++++ The input ++++

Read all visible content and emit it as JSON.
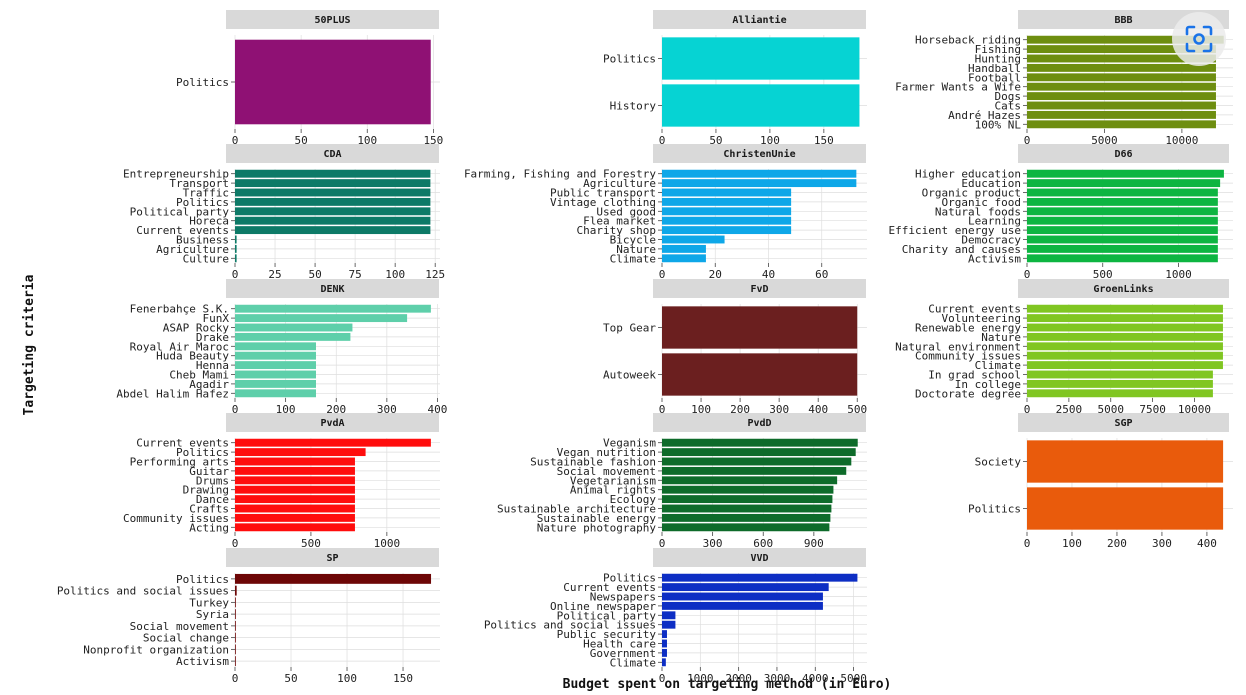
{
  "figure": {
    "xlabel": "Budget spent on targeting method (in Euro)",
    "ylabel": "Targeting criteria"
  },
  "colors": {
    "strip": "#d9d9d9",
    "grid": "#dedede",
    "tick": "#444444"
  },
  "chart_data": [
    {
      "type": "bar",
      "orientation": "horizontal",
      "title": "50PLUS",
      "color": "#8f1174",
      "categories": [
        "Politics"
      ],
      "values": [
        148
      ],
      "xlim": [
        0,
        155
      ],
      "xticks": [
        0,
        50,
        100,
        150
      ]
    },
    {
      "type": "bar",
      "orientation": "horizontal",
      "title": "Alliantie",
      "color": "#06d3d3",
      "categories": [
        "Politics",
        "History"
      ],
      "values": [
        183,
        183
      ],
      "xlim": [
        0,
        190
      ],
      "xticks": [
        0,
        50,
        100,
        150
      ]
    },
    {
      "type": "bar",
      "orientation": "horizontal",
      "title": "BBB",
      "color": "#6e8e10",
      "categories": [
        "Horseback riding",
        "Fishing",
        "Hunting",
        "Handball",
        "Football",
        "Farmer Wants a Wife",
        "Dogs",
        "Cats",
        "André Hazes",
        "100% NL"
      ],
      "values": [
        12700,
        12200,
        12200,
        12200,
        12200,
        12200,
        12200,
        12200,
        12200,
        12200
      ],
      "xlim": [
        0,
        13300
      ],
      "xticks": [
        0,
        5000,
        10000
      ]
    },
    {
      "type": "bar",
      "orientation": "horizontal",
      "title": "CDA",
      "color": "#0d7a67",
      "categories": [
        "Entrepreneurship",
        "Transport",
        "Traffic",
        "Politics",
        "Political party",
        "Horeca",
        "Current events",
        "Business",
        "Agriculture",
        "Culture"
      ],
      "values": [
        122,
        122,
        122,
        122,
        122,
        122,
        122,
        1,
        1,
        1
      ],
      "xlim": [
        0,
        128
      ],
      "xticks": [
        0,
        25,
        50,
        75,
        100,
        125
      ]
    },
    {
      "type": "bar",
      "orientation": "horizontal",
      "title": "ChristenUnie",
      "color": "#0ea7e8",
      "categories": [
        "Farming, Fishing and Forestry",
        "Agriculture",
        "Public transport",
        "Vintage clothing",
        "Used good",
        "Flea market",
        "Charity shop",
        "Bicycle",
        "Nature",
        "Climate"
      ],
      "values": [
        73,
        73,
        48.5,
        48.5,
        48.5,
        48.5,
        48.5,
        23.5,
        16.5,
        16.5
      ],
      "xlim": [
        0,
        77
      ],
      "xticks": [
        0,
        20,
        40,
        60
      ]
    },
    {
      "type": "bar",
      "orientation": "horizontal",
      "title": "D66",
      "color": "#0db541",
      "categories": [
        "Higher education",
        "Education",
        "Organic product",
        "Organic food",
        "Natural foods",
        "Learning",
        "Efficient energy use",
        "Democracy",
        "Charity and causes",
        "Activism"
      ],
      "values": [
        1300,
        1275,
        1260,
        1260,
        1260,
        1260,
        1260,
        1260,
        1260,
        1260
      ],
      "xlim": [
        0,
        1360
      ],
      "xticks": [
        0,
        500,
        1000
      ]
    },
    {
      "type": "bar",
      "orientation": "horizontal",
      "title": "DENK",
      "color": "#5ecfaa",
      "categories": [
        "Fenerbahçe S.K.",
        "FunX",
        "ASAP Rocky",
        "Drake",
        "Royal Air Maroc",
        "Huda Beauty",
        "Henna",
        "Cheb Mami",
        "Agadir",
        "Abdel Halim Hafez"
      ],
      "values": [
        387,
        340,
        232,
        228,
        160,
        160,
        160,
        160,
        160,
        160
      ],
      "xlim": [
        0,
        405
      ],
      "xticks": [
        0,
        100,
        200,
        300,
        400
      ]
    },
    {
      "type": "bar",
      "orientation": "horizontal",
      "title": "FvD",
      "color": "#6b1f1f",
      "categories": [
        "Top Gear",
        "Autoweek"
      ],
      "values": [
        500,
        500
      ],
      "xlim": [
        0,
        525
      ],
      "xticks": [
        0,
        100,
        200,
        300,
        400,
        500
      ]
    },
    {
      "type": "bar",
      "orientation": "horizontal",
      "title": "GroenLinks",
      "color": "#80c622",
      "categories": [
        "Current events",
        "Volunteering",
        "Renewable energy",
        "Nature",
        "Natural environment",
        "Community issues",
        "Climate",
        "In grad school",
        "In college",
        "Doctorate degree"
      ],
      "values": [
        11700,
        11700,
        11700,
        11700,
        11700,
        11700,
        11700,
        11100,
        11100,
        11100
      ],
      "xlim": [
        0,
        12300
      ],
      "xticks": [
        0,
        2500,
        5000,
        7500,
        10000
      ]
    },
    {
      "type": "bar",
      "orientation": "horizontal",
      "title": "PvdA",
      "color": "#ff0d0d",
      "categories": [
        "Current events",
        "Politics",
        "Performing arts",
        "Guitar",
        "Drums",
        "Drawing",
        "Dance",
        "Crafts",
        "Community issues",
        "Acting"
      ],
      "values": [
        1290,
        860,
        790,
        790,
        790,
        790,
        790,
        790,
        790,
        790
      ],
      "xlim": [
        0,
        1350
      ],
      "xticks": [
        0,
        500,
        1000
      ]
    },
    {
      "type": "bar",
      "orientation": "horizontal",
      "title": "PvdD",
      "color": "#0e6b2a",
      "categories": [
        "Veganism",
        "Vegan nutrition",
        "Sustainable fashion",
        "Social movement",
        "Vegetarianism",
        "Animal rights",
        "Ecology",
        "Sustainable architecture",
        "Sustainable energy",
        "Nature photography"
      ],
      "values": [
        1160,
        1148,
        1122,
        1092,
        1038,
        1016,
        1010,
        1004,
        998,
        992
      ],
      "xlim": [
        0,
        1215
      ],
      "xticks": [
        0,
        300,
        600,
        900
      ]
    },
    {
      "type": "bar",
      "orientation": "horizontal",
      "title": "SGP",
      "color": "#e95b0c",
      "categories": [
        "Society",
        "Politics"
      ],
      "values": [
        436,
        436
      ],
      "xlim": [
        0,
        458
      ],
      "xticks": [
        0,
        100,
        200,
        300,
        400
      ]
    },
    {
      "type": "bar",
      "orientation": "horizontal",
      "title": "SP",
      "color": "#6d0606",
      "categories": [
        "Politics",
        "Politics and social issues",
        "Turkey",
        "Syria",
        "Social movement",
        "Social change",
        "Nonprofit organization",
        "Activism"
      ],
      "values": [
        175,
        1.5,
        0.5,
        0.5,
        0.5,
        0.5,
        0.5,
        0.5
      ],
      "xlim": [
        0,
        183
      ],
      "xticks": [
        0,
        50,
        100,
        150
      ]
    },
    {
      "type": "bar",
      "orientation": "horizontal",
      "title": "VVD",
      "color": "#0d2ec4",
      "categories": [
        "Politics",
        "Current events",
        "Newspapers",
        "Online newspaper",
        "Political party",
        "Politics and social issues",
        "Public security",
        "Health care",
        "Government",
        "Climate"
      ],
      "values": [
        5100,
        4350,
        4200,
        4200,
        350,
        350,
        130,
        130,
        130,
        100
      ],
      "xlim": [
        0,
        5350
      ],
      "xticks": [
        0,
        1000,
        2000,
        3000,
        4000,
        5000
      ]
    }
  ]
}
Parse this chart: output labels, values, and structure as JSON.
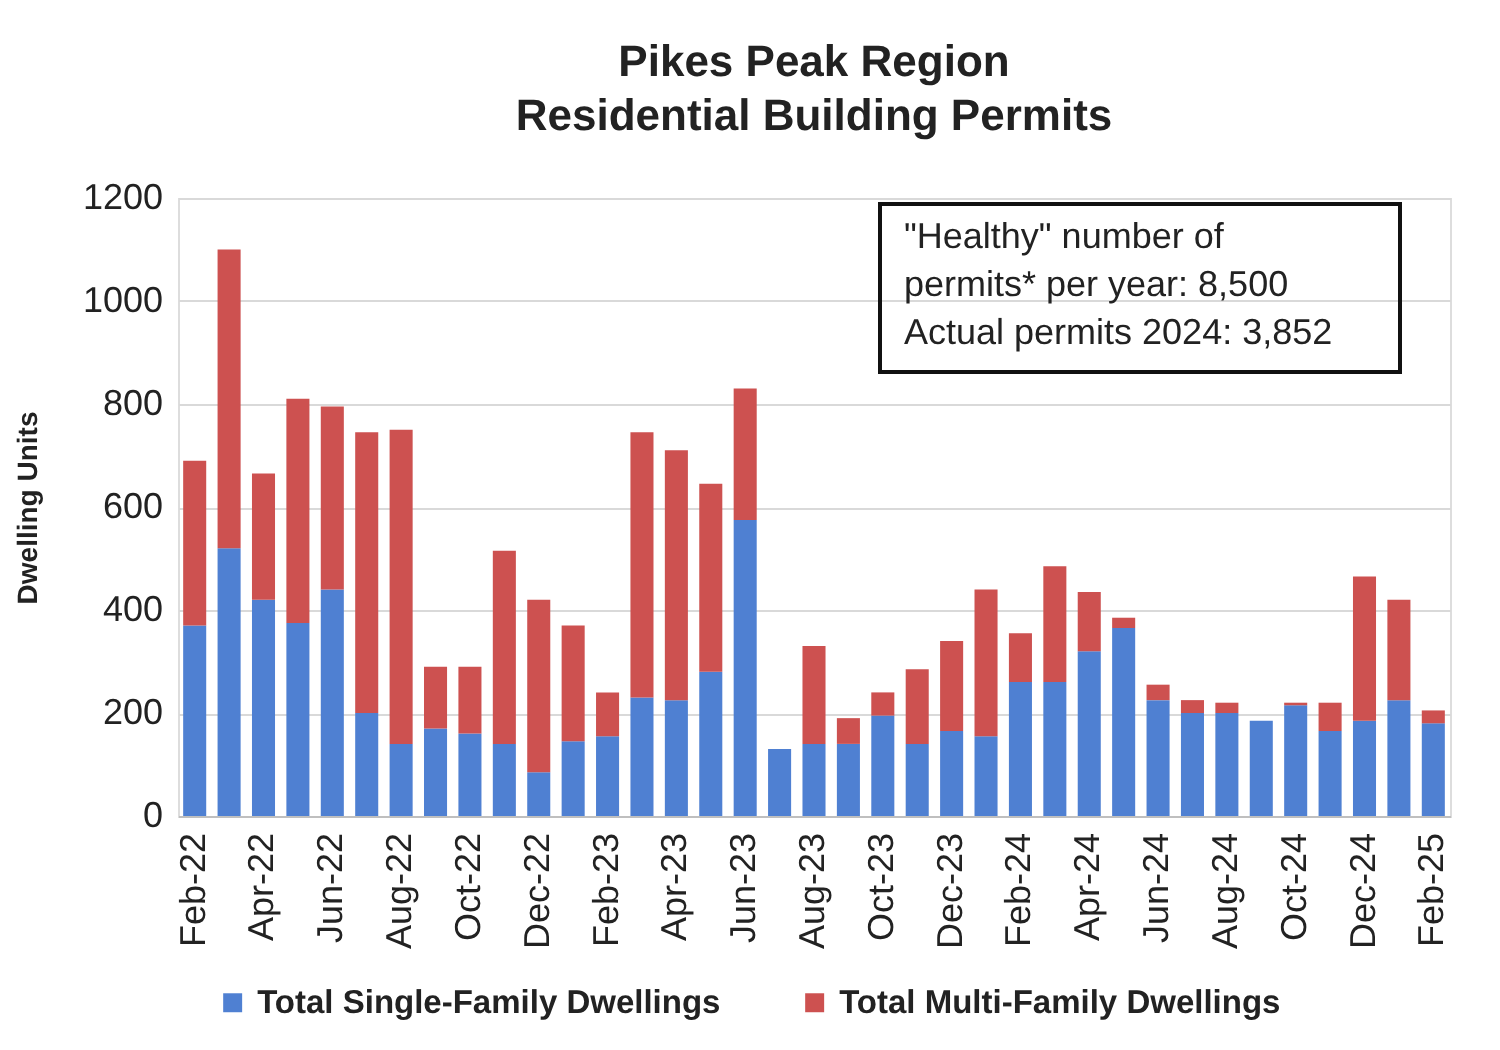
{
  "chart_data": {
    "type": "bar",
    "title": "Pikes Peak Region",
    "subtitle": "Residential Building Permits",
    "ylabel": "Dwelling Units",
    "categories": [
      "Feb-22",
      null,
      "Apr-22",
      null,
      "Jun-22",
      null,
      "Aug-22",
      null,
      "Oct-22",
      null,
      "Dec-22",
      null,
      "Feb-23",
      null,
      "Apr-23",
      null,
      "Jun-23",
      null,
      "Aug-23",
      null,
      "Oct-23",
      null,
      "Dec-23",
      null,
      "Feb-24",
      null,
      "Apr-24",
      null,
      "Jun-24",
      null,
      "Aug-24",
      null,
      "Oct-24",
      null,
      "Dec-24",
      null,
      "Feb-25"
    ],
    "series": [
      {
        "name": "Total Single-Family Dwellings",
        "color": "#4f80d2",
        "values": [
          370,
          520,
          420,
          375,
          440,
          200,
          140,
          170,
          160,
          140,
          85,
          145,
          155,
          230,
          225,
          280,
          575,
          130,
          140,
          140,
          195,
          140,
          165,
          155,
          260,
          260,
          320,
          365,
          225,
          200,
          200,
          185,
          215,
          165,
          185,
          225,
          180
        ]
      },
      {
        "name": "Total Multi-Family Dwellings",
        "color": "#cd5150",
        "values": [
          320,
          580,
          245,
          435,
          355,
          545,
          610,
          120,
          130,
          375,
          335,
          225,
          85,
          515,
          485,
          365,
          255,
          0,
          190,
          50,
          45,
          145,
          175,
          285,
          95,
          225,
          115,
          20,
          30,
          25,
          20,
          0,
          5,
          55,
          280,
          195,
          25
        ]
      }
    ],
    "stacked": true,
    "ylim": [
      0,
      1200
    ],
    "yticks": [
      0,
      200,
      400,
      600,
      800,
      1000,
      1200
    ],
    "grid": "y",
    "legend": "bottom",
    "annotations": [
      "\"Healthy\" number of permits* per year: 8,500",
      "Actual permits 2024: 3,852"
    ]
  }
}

++++

Where a line holds the string "JSON", copy that line.

Read all visible content and emit it as JSON.
Parse this chart: output labels, values, and structure as JSON.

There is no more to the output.